**Task requirements**.
Leave out the pictures and repeat the rest of the material exactly.

.....

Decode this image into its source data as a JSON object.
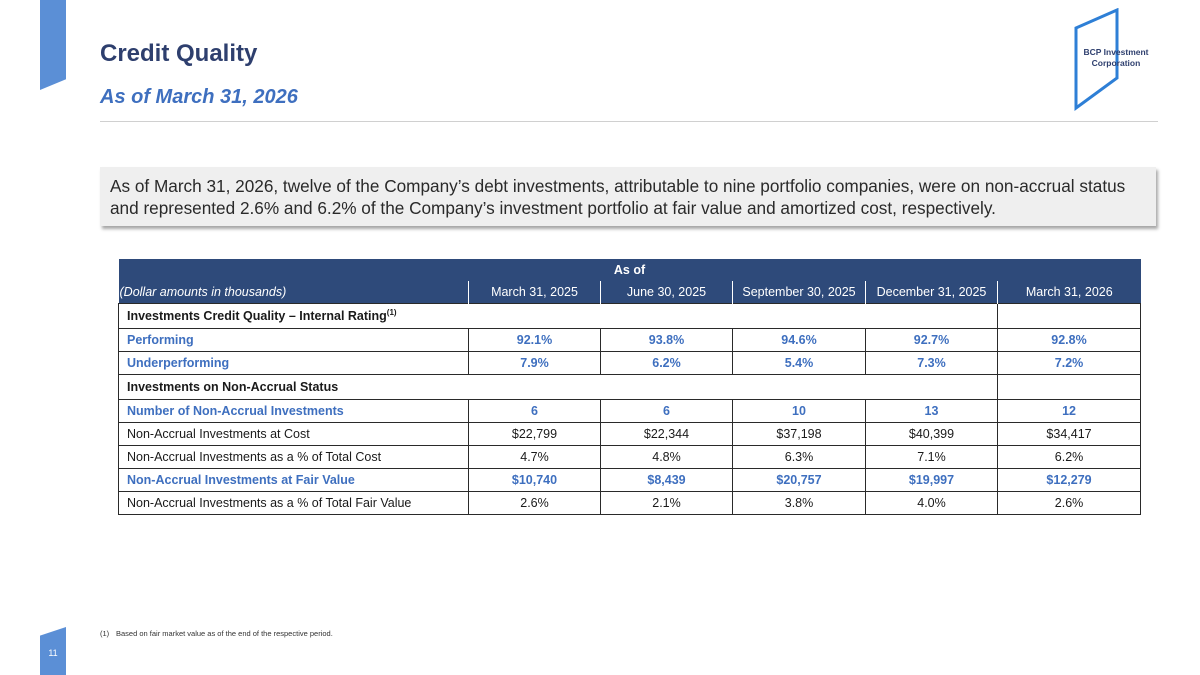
{
  "header": {
    "title": "Credit Quality",
    "subtitle": "As of March 31, 2026"
  },
  "logo": {
    "line1": "BCP Investment",
    "line2": "Corporation",
    "color": "#2e7fd6"
  },
  "callout": {
    "text": "As of March 31, 2026, twelve of the Company’s debt investments, attributable to nine portfolio companies, were on non-accrual status and represented 2.6% and 6.2% of the Company’s investment portfolio at fair value and amortized cost, respectively."
  },
  "table": {
    "as_of_label": "As of",
    "units_label": "(Dollar amounts in thousands)",
    "columns": [
      "March 31, 2025",
      "June 30, 2025",
      "September 30, 2025",
      "December 31, 2025",
      "March 31, 2026"
    ],
    "section1": {
      "label": "Investments Credit Quality – Internal Rating",
      "footnote_mark": "(1)"
    },
    "performing": {
      "label": "Performing",
      "values": [
        "92.1%",
        "93.8%",
        "94.6%",
        "92.7%",
        "92.8%"
      ]
    },
    "underperforming": {
      "label": "Underperforming",
      "values": [
        "7.9%",
        "6.2%",
        "5.4%",
        "7.3%",
        "7.2%"
      ]
    },
    "section2": {
      "label": "Investments on Non-Accrual Status"
    },
    "num_nonaccrual": {
      "label": "Number of Non-Accrual Investments",
      "values": [
        "6",
        "6",
        "10",
        "13",
        "12"
      ]
    },
    "at_cost": {
      "label": "Non-Accrual Investments at Cost",
      "values": [
        "$22,799",
        "$22,344",
        "$37,198",
        "$40,399",
        "$34,417"
      ]
    },
    "pct_cost": {
      "label": "Non-Accrual Investments as a % of Total Cost",
      "values": [
        "4.7%",
        "4.8%",
        "6.3%",
        "7.1%",
        "6.2%"
      ]
    },
    "at_fair": {
      "label": "Non-Accrual Investments at Fair Value",
      "values": [
        "$10,740",
        "$8,439",
        "$20,757",
        "$19,997",
        "$12,279"
      ]
    },
    "pct_fair": {
      "label": "Non-Accrual Investments as a % of Total Fair Value",
      "values": [
        "2.6%",
        "2.1%",
        "3.8%",
        "4.0%",
        "2.6%"
      ]
    }
  },
  "footnote": {
    "number": "(1)",
    "text": "Based on fair market value as of the end of the respective period."
  },
  "page_number": "11",
  "colors": {
    "accent": "#5b8fd6",
    "header_fill": "#2e4a7a",
    "highlight_text": "#3e6fbf",
    "title": "#2e3f6e"
  }
}
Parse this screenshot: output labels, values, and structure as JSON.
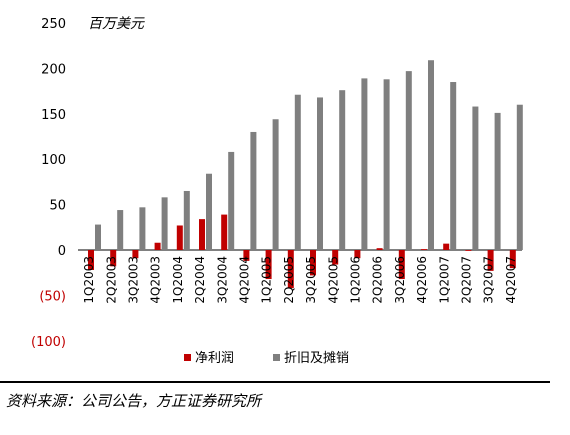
{
  "chart_data": {
    "type": "bar",
    "unit_label": "百万美元",
    "categories": [
      "1Q2003",
      "2Q2003",
      "3Q2003",
      "4Q2003",
      "1Q2004",
      "2Q2004",
      "3Q2004",
      "4Q2004",
      "1Q2005",
      "2Q2005",
      "3Q2005",
      "4Q2005",
      "1Q2006",
      "2Q2006",
      "3Q2006",
      "4Q2006",
      "1Q2007",
      "2Q2007",
      "3Q2007",
      "4Q2007"
    ],
    "series": [
      {
        "name": "净利润",
        "color": "#c00000",
        "values": [
          -22,
          -18,
          -9,
          8,
          27,
          34,
          39,
          -12,
          -32,
          -42,
          -28,
          -16,
          -9,
          2,
          -32,
          1,
          7,
          -1,
          -23,
          -20
        ]
      },
      {
        "name": "折旧及摊销",
        "color": "#7f7f7f",
        "values": [
          28,
          44,
          47,
          58,
          65,
          84,
          108,
          130,
          144,
          171,
          168,
          176,
          189,
          188,
          197,
          209,
          185,
          158,
          151,
          160
        ]
      }
    ],
    "ylim": [
      -100,
      250
    ],
    "yticks": [
      -100,
      -50,
      0,
      50,
      100,
      150,
      200,
      250
    ],
    "ytick_labels": [
      "(100)",
      "(50)",
      "0",
      "50",
      "100",
      "150",
      "200",
      "250"
    ],
    "legend_position": "bottom",
    "grid": false
  },
  "source_note": "资料来源：公司公告，方正证券研究所"
}
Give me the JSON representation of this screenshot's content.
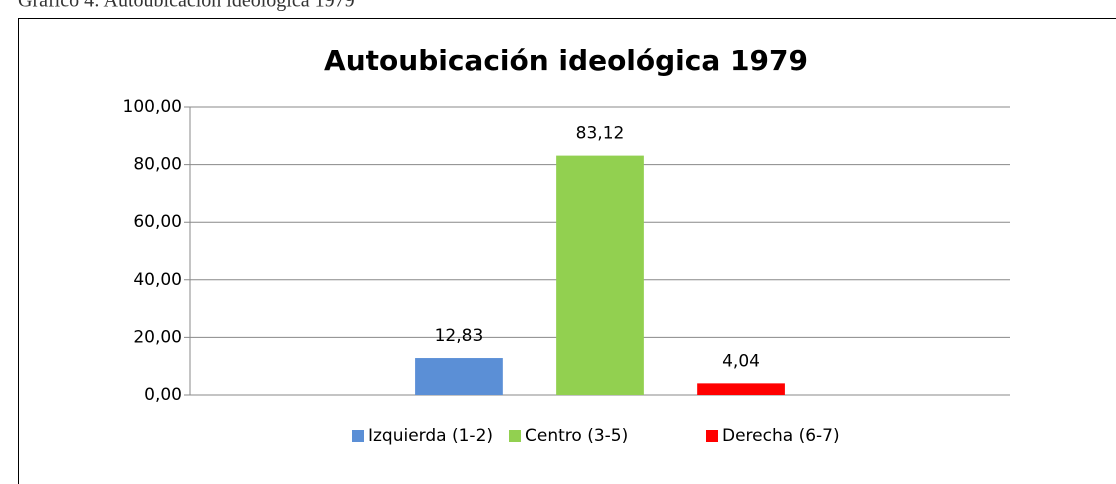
{
  "caption": "Gráfico 4: Autoubicación ideológica 1979",
  "chart_data": {
    "type": "bar",
    "title": "Autoubicación ideológica 1979",
    "categories": [
      null
    ],
    "series": [
      {
        "name": "Izquierda (1-2)",
        "color": "#5b8fd6",
        "values": [
          12.83
        ],
        "value_labels": [
          "12,83"
        ]
      },
      {
        "name": "Centro (3-5)",
        "color": "#92d050",
        "values": [
          83.12
        ],
        "value_labels": [
          "83,12"
        ]
      },
      {
        "name": "Derecha (6-7)",
        "color": "#ff0000",
        "values": [
          4.04
        ],
        "value_labels": [
          "4,04"
        ]
      }
    ],
    "ylim": [
      0,
      100
    ],
    "yticks": [
      {
        "value": 0,
        "label": "0,00"
      },
      {
        "value": 20,
        "label": "20,00"
      },
      {
        "value": 40,
        "label": "40,00"
      },
      {
        "value": 60,
        "label": "60,00"
      },
      {
        "value": 80,
        "label": "80,00"
      },
      {
        "value": 100,
        "label": "100,00"
      }
    ],
    "grid": true,
    "legend": "bottom"
  }
}
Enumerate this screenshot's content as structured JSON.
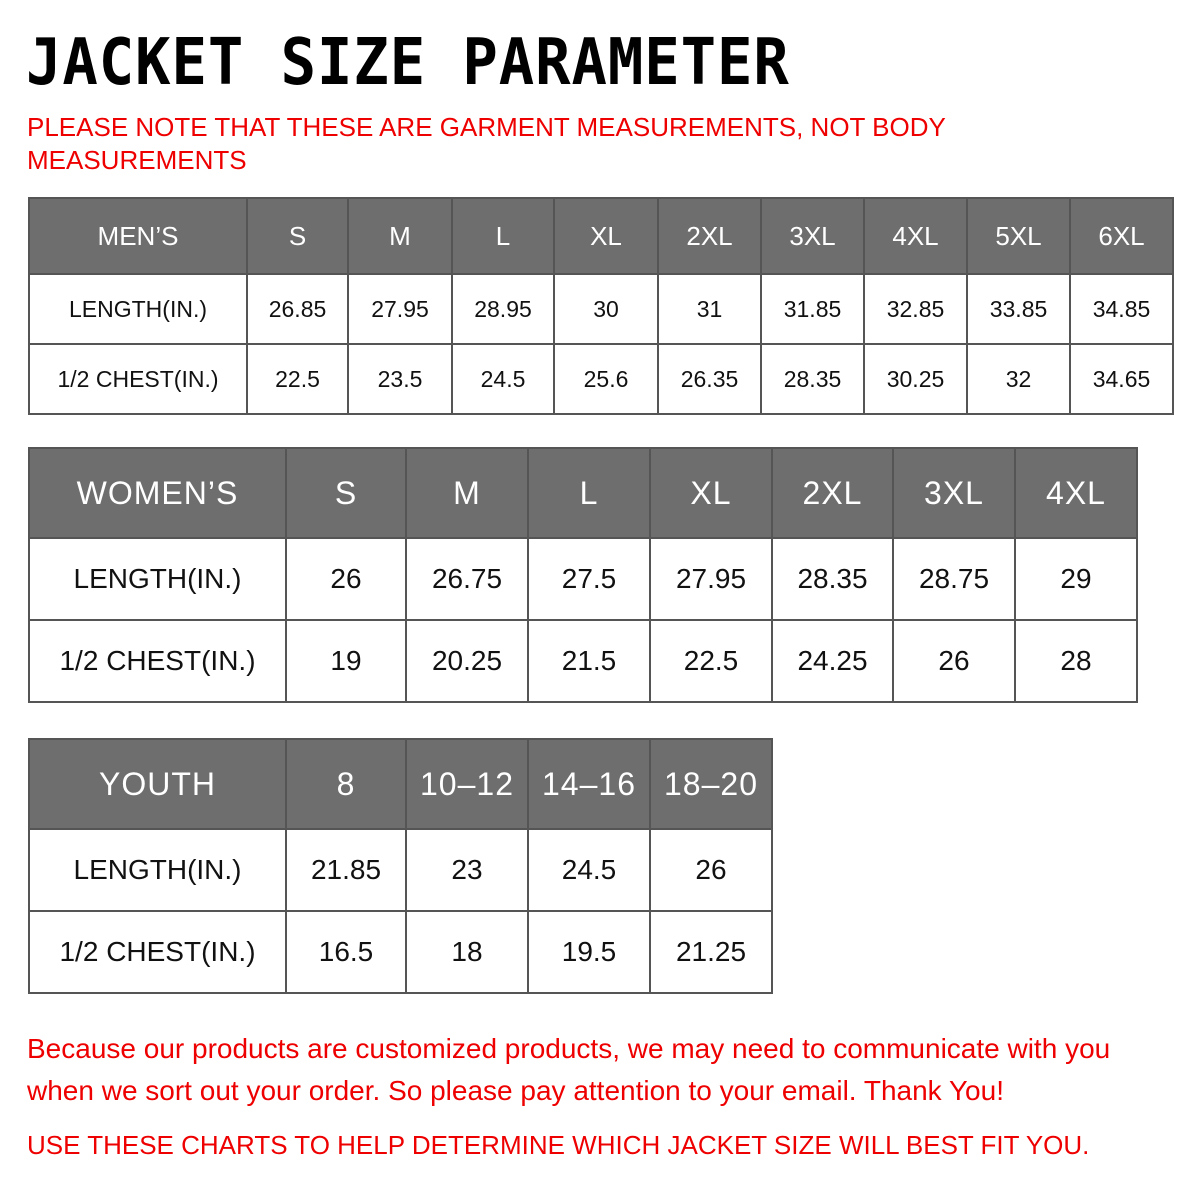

.....

**Full response**.
Decode this image into its source data as a JSON object.
{
  "header": {
    "title": "Credit Quality",
    "subtitle": "As of March 31, 2026"
  },
  "logo": {
    "line1": "BCP Investment",
    "line2": "Corporation",
    "color": "#2e7fd6"
  },
  "callout": {
    "text": "As of March 31, 2026, twelve of the Company’s debt investments, attributable to nine portfolio companies, were on non-accrual status and represented 2.6% and 6.2% of the Company’s investment portfolio at fair value and amortized cost, respectively."
  },
  "table": {
    "as_of_label": "As of",
    "units_label": "(Dollar amounts in thousands)",
    "columns": [
      "March 31, 2025",
      "June 30, 2025",
      "September 30, 2025",
      "December 31, 2025",
      "March 31, 2026"
    ],
    "section1": {
      "label": "Investments Credit Quality – Internal Rating",
      "footnote_mark": "(1)"
    },
    "performing": {
      "label": "Performing",
      "values": [
        "92.1%",
        "93.8%",
        "94.6%",
        "92.7%",
        "92.8%"
      ]
    },
    "underperforming": {
      "label": "Underperforming",
      "values": [
        "7.9%",
        "6.2%",
        "5.4%",
        "7.3%",
        "7.2%"
      ]
    },
    "section2": {
      "label": "Investments on Non-Accrual Status"
    },
    "num_nonaccrual": {
      "label": "Number of Non-Accrual Investments",
      "values": [
        "6",
        "6",
        "10",
        "13",
        "12"
      ]
    },
    "at_cost": {
      "label": "Non-Accrual Investments at Cost",
      "values": [
        "$22,799",
        "$22,344",
        "$37,198",
        "$40,399",
        "$34,417"
      ]
    },
    "pct_cost": {
      "label": "Non-Accrual Investments as a % of Total Cost",
      "values": [
        "4.7%",
        "4.8%",
        "6.3%",
        "7.1%",
        "6.2%"
      ]
    },
    "at_fair": {
      "label": "Non-Accrual Investments at Fair Value",
      "values": [
        "$10,740",
        "$8,439",
        "$20,757",
        "$19,997",
        "$12,279"
      ]
    },
    "pct_fair": {
      "label": "Non-Accrual Investments as a % of Total Fair Value",
      "values": [
        "2.6%",
        "2.1%",
        "3.8%",
        "4.0%",
        "2.6%"
      ]
    }
  },
  "footnote": {
    "number": "(1)",
    "text": "Based on fair market value as of the end of the respective period."
  },
  "page_number": "11",
  "colors": {
    "accent": "#5b8fd6",
    "header_fill": "#2e4a7a",
    "highlight_text": "#3e6fbf",
    "title": "#2e3f6e"
  }
}
Parse this screenshot: output labels, values, and structure as JSON.
{
  "chart_data": {
    "type": "bar",
    "unit_label": "百万美元",
    "categories": [
      "1Q2003",
      "2Q2003",
      "3Q2003",
      "4Q2003",
      "1Q2004",
      "2Q2004",
      "3Q2004",
      "4Q2004",
      "1Q2005",
      "2Q2005",
      "3Q2005",
      "4Q2005",
      "1Q2006",
      "2Q2006",
      "3Q2006",
      "4Q2006",
      "1Q2007",
      "2Q2007",
      "3Q2007",
      "4Q2007"
    ],
    "series": [
      {
        "name": "净利润",
        "color": "#c00000",
        "values": [
          -22,
          -18,
          -9,
          8,
          27,
          34,
          39,
          -12,
          -32,
          -42,
          -28,
          -16,
          -9,
          2,
          -32,
          1,
          7,
          -1,
          -23,
          -20
        ]
      },
      {
        "name": "折旧及摊销",
        "color": "#7f7f7f",
        "values": [
          28,
          44,
          47,
          58,
          65,
          84,
          108,
          130,
          144,
          171,
          168,
          176,
          189,
          188,
          197,
          209,
          185,
          158,
          151,
          160
        ]
      }
    ],
    "ylim": [
      -100,
      250
    ],
    "yticks": [
      -100,
      -50,
      0,
      50,
      100,
      150,
      200,
      250
    ],
    "ytick_labels": [
      "(100)",
      "(50)",
      "0",
      "50",
      "100",
      "150",
      "200",
      "250"
    ],
    "legend_position": "bottom",
    "grid": false
  },
  "source_note": "资料来源：公司公告，方正证券研究所"
}
Give me the JSON representation of this screenshot's content.
{
  "caption": "Gráfico 4: Autoubicación ideológica 1979",
  "chart_data": {
    "type": "bar",
    "title": "Autoubicación ideológica 1979",
    "categories": [
      null
    ],
    "series": [
      {
        "name": "Izquierda (1-2)",
        "color": "#5b8fd6",
        "values": [
          12.83
        ],
        "value_labels": [
          "12,83"
        ]
      },
      {
        "name": "Centro (3-5)",
        "color": "#92d050",
        "values": [
          83.12
        ],
        "value_labels": [
          "83,12"
        ]
      },
      {
        "name": "Derecha (6-7)",
        "color": "#ff0000",
        "values": [
          4.04
        ],
        "value_labels": [
          "4,04"
        ]
      }
    ],
    "ylim": [
      0,
      100
    ],
    "yticks": [
      {
        "value": 0,
        "label": "0,00"
      },
      {
        "value": 20,
        "label": "20,00"
      },
      {
        "value": 40,
        "label": "40,00"
      },
      {
        "value": 60,
        "label": "60,00"
      },
      {
        "value": 80,
        "label": "80,00"
      },
      {
        "value": 100,
        "label": "100,00"
      }
    ],
    "grid": true,
    "legend": "bottom"
  }
}
Enumerate this screenshot's content as structured JSON.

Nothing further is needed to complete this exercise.